Task input Start Marker

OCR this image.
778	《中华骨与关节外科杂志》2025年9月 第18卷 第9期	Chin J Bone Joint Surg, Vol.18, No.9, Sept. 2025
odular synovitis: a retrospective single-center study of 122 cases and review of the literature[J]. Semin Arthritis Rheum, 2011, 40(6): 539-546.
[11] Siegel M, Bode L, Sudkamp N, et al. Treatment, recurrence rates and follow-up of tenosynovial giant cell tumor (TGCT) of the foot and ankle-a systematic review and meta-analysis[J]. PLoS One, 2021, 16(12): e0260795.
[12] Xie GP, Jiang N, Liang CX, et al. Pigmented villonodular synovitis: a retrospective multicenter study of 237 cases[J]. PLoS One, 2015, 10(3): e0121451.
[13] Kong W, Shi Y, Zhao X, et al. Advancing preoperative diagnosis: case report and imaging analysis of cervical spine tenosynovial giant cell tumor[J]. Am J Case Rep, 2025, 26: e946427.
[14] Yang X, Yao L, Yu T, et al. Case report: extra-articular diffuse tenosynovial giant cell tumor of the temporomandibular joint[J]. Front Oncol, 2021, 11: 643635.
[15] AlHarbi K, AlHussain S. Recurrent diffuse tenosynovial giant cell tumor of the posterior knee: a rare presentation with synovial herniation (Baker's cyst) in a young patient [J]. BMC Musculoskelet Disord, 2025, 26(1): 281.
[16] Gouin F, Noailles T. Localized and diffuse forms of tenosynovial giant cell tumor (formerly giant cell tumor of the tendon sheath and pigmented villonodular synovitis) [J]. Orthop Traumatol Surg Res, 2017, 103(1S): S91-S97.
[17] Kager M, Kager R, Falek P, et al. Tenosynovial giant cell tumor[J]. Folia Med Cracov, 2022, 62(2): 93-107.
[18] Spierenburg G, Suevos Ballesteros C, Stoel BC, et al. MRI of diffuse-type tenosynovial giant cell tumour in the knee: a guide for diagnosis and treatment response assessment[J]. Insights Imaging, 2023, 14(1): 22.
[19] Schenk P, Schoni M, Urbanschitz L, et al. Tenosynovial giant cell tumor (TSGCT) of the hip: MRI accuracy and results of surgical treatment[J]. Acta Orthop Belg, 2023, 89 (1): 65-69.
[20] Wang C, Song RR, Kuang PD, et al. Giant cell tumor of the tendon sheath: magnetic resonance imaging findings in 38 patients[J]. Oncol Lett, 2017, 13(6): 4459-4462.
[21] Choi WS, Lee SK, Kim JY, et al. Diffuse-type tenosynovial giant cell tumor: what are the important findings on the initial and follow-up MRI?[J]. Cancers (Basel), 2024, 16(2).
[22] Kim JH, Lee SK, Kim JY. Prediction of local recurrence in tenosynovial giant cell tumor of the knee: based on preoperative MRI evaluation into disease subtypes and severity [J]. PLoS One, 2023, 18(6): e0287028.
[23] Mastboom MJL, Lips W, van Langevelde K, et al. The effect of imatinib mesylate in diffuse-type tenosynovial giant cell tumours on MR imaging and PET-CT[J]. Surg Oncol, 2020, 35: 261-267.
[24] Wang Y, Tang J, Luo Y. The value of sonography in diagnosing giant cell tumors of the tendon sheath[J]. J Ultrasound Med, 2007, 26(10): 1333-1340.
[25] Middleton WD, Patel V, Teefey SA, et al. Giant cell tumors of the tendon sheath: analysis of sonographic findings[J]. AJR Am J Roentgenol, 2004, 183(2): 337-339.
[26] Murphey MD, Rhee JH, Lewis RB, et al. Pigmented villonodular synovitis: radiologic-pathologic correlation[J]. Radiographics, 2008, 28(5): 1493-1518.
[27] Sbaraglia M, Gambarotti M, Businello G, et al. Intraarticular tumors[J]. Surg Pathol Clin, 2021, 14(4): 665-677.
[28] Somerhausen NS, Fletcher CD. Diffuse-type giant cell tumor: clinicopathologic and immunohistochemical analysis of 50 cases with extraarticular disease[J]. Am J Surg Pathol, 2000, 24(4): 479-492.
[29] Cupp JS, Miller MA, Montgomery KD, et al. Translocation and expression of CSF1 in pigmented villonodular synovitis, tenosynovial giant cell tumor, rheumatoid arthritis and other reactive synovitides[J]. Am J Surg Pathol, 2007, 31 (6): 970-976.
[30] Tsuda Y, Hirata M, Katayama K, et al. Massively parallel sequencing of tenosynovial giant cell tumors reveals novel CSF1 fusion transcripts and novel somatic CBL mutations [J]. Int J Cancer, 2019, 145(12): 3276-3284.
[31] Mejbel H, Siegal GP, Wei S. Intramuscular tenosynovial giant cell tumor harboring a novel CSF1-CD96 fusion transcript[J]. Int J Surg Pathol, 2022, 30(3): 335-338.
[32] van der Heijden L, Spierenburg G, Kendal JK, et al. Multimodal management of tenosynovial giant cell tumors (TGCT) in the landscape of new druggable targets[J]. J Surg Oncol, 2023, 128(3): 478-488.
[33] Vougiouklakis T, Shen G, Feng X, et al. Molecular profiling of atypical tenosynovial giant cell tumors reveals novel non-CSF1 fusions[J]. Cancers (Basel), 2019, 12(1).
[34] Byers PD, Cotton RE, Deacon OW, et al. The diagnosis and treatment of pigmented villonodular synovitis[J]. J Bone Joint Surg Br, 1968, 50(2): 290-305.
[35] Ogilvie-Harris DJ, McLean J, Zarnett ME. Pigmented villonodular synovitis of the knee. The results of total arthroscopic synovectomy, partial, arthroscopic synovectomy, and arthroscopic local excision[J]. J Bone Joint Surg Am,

Task input End Marker

**Task description**
The answer must be the full listing, restated word for word.

**Reply**
OCR this image.
778	《中华骨与关节外科杂志》2025年9月 第18卷 第9期	Chin J Bone Joint Surg, Vol.18, No.9, Sept. 2025
odular synovitis: a retrospective single-center study of 122 cases and review of the literature[J]. Semin Arthritis Rheum, 2011, 40(6): 539-546.
[11] Siegel M, Bode L, Sudkamp N, et al. Treatment, recurrence rates and follow-up of tenosynovial giant cell tumor (TGCT) of the foot and ankle-a systematic review and meta-analysis[J]. PLoS One, 2021, 16(12): e0260795.
[12] Xie GP, Jiang N, Liang CX, et al. Pigmented villonodular synovitis: a retrospective multicenter study of 237 cases[J]. PLoS One, 2015, 10(3): e0121451.
[13] Kong W, Shi Y, Zhao X, et al. Advancing preoperative diagnosis: case report and imaging analysis of cervical spine tenosynovial giant cell tumor[J]. Am J Case Rep, 2025, 26: e946427.
[14] Yang X, Yao L, Yu T, et al. Case report: extra-articular diffuse tenosynovial giant cell tumor of the temporomandibular joint[J]. Front Oncol, 2021, 11: 643635.
[15] AlHarbi K, AlHussain S. Recurrent diffuse tenosynovial giant cell tumor of the posterior knee: a rare presentation with synovial herniation (Baker's cyst) in a young patient [J]. BMC Musculoskelet Disord, 2025, 26(1): 281.
[16] Gouin F, Noailles T. Localized and diffuse forms of tenosynovial giant cell tumor (formerly giant cell tumor of the tendon sheath and pigmented villonodular synovitis) [J]. Orthop Traumatol Surg Res, 2017, 103(1S): S91-S97.
[17] Kager M, Kager R, Falek P, et al. Tenosynovial giant cell tumor[J]. Folia Med Cracov, 2022, 62(2): 93-107.
[18] Spierenburg G, Suevos Ballesteros C, Stoel BC, et al. MRI of diffuse-type tenosynovial giant cell tumour in the knee: a guide for diagnosis and treatment response assessment[J]. Insights Imaging, 2023, 14(1): 22.
[19] Schenk P, Schoni M, Urbanschitz L, et al. Tenosynovial giant cell tumor (TSGCT) of the hip: MRI accuracy and results of surgical treatment[J]. Acta Orthop Belg, 2023, 89 (1): 65-69.
[20] Wang C, Song RR, Kuang PD, et al. Giant cell tumor of the tendon sheath: magnetic resonance imaging findings in 38 patients[J]. Oncol Lett, 2017, 13(6): 4459-4462.
[21] Choi WS, Lee SK, Kim JY, et al. Diffuse-type tenosynovial giant cell tumor: what are the important findings on the initial and follow-up MRI?[J]. Cancers (Basel), 2024, 16(2).
[22] Kim JH, Lee SK, Kim JY. Prediction of local recurrence in tenosynovial giant cell tumor of the knee: based on preoperative MRI evaluation into disease subtypes and severity [J]. PLoS One, 2023, 18(6): e0287028.
[23] Mastboom MJL, Lips W, van Langevelde K, et al. The effect of imatinib mesylate in diffuse-type tenosynovial giant cell tumours on MR imaging and PET-CT[J]. Surg Oncol, 2020, 35: 261-267.
[24] Wang Y, Tang J, Luo Y. The value of sonography in diagnosing giant cell tumors of the tendon sheath[J]. J Ultrasound Med, 2007, 26(10): 1333-1340.
[25] Middleton WD, Patel V, Teefey SA, et al. Giant cell tumors of the tendon sheath: analysis of sonographic findings[J]. AJR Am J Roentgenol, 2004, 183(2): 337-339.
[26] Murphey MD, Rhee JH, Lewis RB, et al. Pigmented villonodular synovitis: radiologic-pathologic correlation[J]. Radiographics, 2008, 28(5): 1493-1518.
[27] Sbaraglia M, Gambarotti M, Businello G, et al. Intraarticular tumors[J]. Surg Pathol Clin, 2021, 14(4): 665-677.
[28] Somerhausen NS, Fletcher CD. Diffuse-type giant cell tumor: clinicopathologic and immunohistochemical analysis of 50 cases with extraarticular disease[J]. Am J Surg Pathol, 2000, 24(4): 479-492.
[29] Cupp JS, Miller MA, Montgomery KD, et al. Translocation and expression of CSF1 in pigmented villonodular synovitis, tenosynovial giant cell tumor, rheumatoid arthritis and other reactive synovitides[J]. Am J Surg Pathol, 2007, 31 (6): 970-976.
[30] Tsuda Y, Hirata M, Katayama K, et al. Massively parallel sequencing of tenosynovial giant cell tumors reveals novel CSF1 fusion transcripts and novel somatic CBL mutations [J]. Int J Cancer, 2019, 145(12): 3276-3284.
[31] Mejbel H, Siegal GP, Wei S. Intramuscular tenosynovial giant cell tumor harboring a novel CSF1-CD96 fusion transcript[J]. Int J Surg Pathol, 2022, 30(3): 335-338.
[32] van der Heijden L, Spierenburg G, Kendal JK, et al. Multimodal management of tenosynovial giant cell tumors (TGCT) in the landscape of new druggable targets[J]. J Surg Oncol, 2023, 128(3): 478-488.
[33] Vougiouklakis T, Shen G, Feng X, et al. Molecular profiling of atypical tenosynovial giant cell tumors reveals novel non-CSF1 fusions[J]. Cancers (Basel), 2019, 12(1).
[34] Byers PD, Cotton RE, Deacon OW, et al. The diagnosis and treatment of pigmented villonodular synovitis[J]. J Bone Joint Surg Br, 1968, 50(2): 290-305.
[35] Ogilvie-Harris DJ, McLean J, Zarnett ME. Pigmented villonodular synovitis of the knee. The results of total arthroscopic synovectomy, partial, arthroscopic synovectomy, and arthroscopic local excision[J]. J Bone Joint Surg Am,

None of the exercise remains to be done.